**Task directions**
Determine which lines contain the word "thumb", then copy those lines.

— start Data entries —

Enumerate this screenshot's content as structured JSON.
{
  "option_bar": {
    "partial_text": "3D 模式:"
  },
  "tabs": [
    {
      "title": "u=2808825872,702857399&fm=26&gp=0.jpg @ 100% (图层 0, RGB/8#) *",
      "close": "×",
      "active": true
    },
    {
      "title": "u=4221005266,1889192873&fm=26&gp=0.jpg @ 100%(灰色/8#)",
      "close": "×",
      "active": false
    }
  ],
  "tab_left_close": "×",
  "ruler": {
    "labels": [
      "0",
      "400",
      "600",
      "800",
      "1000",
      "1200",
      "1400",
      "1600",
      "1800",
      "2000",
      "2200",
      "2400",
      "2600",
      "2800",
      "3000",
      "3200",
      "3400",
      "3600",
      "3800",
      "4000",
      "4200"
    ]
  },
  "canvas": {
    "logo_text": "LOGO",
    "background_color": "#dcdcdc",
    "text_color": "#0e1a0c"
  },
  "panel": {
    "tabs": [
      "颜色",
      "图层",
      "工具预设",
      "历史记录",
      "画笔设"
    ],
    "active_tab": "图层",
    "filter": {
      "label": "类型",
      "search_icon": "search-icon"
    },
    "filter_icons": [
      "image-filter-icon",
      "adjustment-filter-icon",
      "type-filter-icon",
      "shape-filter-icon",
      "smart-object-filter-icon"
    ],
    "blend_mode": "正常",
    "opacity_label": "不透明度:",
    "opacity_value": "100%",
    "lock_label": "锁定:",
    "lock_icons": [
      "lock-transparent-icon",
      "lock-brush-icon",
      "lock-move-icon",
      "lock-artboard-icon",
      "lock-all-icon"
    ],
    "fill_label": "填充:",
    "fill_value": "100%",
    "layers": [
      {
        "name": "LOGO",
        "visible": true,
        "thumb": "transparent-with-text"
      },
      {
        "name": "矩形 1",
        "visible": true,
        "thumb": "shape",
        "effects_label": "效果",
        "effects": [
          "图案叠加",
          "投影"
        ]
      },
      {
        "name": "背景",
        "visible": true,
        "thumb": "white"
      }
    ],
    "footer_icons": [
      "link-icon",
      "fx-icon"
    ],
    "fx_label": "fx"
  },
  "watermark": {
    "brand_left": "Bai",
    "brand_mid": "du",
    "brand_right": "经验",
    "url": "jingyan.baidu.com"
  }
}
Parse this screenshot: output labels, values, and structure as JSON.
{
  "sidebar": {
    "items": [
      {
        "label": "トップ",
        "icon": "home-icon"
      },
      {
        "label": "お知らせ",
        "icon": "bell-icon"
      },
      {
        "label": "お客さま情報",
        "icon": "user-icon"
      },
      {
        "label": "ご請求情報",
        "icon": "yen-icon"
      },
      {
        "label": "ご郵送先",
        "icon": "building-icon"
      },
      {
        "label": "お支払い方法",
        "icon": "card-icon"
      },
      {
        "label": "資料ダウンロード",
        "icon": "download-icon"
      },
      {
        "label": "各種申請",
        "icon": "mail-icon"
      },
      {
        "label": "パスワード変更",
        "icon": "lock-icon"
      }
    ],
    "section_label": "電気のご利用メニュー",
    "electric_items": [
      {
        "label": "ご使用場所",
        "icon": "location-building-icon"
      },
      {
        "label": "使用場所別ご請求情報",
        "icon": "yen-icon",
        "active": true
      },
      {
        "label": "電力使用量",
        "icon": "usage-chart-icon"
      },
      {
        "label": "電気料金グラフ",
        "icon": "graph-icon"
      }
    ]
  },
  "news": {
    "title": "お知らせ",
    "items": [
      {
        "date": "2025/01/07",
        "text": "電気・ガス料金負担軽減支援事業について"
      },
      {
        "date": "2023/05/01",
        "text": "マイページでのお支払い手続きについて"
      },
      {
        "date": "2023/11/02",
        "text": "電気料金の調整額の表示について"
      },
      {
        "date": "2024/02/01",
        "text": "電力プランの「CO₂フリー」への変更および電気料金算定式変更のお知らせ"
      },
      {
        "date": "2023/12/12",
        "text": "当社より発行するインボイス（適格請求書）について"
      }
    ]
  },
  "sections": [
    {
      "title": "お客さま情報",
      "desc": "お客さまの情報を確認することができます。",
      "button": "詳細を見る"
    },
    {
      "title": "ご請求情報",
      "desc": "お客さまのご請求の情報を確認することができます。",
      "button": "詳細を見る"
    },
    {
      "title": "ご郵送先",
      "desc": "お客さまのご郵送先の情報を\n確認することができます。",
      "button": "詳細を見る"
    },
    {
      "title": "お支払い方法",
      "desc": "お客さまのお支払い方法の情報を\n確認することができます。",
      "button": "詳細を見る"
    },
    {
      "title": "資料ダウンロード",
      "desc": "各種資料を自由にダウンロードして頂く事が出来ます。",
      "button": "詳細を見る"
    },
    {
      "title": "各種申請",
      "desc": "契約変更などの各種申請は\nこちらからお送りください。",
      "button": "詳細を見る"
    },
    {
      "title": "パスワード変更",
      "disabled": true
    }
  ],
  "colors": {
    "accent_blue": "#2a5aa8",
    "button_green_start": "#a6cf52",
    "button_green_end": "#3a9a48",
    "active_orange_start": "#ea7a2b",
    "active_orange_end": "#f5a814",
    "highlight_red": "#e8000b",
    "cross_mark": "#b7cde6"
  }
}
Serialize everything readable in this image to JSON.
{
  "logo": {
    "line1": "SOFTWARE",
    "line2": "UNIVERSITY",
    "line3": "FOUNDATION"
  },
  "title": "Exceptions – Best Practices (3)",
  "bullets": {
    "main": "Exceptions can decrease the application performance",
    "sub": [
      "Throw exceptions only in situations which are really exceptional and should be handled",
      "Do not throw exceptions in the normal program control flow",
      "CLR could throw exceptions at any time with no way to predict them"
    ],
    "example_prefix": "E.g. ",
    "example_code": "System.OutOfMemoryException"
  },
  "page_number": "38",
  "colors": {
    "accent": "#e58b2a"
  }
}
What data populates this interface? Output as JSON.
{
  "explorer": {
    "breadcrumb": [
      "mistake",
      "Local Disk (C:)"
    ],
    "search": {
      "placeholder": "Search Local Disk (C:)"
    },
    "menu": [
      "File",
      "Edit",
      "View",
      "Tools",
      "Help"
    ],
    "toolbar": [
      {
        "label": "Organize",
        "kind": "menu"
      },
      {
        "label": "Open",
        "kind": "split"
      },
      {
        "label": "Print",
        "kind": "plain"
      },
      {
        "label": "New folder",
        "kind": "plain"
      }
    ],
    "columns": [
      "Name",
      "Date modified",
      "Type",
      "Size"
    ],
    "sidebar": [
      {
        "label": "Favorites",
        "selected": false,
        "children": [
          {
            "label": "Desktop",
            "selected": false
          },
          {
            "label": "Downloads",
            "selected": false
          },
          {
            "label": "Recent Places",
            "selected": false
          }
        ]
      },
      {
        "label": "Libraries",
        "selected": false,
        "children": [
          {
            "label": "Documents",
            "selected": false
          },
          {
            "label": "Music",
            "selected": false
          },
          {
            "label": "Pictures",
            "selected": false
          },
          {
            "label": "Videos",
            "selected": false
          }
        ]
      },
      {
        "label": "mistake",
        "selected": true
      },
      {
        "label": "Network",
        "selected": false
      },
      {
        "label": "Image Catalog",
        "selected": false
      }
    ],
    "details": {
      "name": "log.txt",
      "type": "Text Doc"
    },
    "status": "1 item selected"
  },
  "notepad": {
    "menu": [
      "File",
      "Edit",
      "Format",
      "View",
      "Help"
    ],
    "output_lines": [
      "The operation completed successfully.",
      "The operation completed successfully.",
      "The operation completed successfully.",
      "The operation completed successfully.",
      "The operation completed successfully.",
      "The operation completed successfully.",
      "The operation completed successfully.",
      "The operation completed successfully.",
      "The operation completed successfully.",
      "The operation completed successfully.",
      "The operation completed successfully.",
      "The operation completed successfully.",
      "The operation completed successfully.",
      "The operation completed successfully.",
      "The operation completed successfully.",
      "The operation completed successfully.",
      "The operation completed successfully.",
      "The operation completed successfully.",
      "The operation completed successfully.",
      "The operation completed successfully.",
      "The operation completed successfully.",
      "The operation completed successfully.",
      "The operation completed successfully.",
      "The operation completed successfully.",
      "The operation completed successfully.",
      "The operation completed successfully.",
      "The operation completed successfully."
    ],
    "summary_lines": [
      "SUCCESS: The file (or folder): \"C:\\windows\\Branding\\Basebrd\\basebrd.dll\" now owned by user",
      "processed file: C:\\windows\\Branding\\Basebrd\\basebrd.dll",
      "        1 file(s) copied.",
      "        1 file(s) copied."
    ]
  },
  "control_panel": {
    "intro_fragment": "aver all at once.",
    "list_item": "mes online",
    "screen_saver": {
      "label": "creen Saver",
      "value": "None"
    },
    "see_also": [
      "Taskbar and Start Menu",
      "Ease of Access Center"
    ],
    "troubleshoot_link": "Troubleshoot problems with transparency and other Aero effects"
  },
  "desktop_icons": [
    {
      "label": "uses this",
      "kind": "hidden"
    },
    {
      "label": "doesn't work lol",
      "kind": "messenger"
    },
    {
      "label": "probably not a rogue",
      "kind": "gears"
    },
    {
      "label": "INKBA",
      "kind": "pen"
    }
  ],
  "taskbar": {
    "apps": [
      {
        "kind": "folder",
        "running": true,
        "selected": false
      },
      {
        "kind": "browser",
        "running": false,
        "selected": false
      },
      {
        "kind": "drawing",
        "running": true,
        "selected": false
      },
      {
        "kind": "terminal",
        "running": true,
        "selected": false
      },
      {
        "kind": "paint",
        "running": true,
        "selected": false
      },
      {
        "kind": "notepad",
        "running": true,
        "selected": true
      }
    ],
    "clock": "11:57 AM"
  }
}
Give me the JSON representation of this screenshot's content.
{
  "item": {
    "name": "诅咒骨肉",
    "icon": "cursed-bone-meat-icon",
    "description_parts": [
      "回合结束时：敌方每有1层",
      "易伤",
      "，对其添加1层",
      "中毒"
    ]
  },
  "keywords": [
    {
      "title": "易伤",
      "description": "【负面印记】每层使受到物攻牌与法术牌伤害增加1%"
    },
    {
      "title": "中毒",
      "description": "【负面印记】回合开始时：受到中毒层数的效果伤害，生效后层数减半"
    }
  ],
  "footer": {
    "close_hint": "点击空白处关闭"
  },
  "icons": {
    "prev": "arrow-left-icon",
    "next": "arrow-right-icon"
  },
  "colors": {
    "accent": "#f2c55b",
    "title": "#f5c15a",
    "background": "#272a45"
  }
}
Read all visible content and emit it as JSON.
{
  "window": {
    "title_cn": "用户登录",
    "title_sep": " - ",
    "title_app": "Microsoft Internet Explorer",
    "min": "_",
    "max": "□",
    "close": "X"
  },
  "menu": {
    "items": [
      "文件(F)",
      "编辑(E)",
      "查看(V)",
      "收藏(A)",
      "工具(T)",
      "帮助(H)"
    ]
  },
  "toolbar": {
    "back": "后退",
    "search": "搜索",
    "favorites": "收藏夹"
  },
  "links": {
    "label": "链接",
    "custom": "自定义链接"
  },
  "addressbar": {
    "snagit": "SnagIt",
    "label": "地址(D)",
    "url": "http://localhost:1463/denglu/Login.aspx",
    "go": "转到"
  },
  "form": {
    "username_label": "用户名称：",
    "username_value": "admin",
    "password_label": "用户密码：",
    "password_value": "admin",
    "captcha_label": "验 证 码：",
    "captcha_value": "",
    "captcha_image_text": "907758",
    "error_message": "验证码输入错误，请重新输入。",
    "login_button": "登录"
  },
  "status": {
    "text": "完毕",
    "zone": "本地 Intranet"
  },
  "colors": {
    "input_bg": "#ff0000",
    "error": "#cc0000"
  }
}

— end Data entries —

**Exercise output**
        "thumb": "transparent-with-text"
        "thumb": "shape",
        "thumb": "white"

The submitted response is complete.